▶ **Your goal**
Every entry must be given again exactly.

▶ **Exercise inputs**
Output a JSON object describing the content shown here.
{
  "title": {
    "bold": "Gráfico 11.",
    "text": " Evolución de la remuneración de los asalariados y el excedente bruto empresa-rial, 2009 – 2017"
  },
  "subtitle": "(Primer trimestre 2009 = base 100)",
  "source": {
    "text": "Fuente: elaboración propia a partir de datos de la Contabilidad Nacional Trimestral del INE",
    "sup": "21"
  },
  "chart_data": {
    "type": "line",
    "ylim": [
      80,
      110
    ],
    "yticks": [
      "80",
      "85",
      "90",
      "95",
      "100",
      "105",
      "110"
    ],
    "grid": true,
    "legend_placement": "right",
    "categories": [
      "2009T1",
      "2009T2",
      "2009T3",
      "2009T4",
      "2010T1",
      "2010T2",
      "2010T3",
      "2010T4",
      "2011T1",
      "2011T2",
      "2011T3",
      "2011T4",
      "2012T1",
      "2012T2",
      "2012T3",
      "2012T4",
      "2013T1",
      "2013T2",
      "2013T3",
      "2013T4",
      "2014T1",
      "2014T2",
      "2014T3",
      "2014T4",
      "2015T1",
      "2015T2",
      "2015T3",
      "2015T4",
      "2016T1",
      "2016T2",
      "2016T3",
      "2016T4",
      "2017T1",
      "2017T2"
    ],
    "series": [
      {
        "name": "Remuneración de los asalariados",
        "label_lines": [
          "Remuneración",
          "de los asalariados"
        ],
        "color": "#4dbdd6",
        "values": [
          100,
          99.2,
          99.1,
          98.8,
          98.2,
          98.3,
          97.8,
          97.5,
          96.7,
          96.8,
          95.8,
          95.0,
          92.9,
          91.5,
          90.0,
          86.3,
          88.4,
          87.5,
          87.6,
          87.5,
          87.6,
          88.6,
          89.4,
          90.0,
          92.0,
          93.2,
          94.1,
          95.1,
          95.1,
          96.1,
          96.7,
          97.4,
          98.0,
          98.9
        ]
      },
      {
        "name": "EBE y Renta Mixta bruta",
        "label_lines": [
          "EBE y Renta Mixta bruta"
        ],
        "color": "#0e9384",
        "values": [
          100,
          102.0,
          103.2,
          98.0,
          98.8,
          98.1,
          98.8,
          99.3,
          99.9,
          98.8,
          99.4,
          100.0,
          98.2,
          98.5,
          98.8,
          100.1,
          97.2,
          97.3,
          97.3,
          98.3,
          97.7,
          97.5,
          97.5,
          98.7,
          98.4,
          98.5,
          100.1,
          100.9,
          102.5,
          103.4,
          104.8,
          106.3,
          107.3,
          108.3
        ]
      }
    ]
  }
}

▶ **Expected output**
Output a JSON object describing the content shown here.
{
  "title": {
    "bold": "Gráfico 11.",
    "text": " Evolución de la remuneración de los asalariados y el excedente bruto empresa-rial, 2009 – 2017"
  },
  "subtitle": "(Primer trimestre 2009 = base 100)",
  "source": {
    "text": "Fuente: elaboración propia a partir de datos de la Contabilidad Nacional Trimestral del INE",
    "sup": "21"
  },
  "chart_data": {
    "type": "line",
    "ylim": [
      80,
      110
    ],
    "yticks": [
      "80",
      "85",
      "90",
      "95",
      "100",
      "105",
      "110"
    ],
    "grid": true,
    "legend_placement": "right",
    "categories": [
      "2009T1",
      "2009T2",
      "2009T3",
      "2009T4",
      "2010T1",
      "2010T2",
      "2010T3",
      "2010T4",
      "2011T1",
      "2011T2",
      "2011T3",
      "2011T4",
      "2012T1",
      "2012T2",
      "2012T3",
      "2012T4",
      "2013T1",
      "2013T2",
      "2013T3",
      "2013T4",
      "2014T1",
      "2014T2",
      "2014T3",
      "2014T4",
      "2015T1",
      "2015T2",
      "2015T3",
      "2015T4",
      "2016T1",
      "2016T2",
      "2016T3",
      "2016T4",
      "2017T1",
      "2017T2"
    ],
    "series": [
      {
        "name": "Remuneración de los asalariados",
        "label_lines": [
          "Remuneración",
          "de los asalariados"
        ],
        "color": "#4dbdd6",
        "values": [
          100,
          99.2,
          99.1,
          98.8,
          98.2,
          98.3,
          97.8,
          97.5,
          96.7,
          96.8,
          95.8,
          95.0,
          92.9,
          91.5,
          90.0,
          86.3,
          88.4,
          87.5,
          87.6,
          87.5,
          87.6,
          88.6,
          89.4,
          90.0,
          92.0,
          93.2,
          94.1,
          95.1,
          95.1,
          96.1,
          96.7,
          97.4,
          98.0,
          98.9
        ]
      },
      {
        "name": "EBE y Renta Mixta bruta",
        "label_lines": [
          "EBE y Renta Mixta bruta"
        ],
        "color": "#0e9384",
        "values": [
          100,
          102.0,
          103.2,
          98.0,
          98.8,
          98.1,
          98.8,
          99.3,
          99.9,
          98.8,
          99.4,
          100.0,
          98.2,
          98.5,
          98.8,
          100.1,
          97.2,
          97.3,
          97.3,
          98.3,
          97.7,
          97.5,
          97.5,
          98.7,
          98.4,
          98.5,
          100.1,
          100.9,
          102.5,
          103.4,
          104.8,
          106.3,
          107.3,
          108.3
        ]
      }
    ]
  }
}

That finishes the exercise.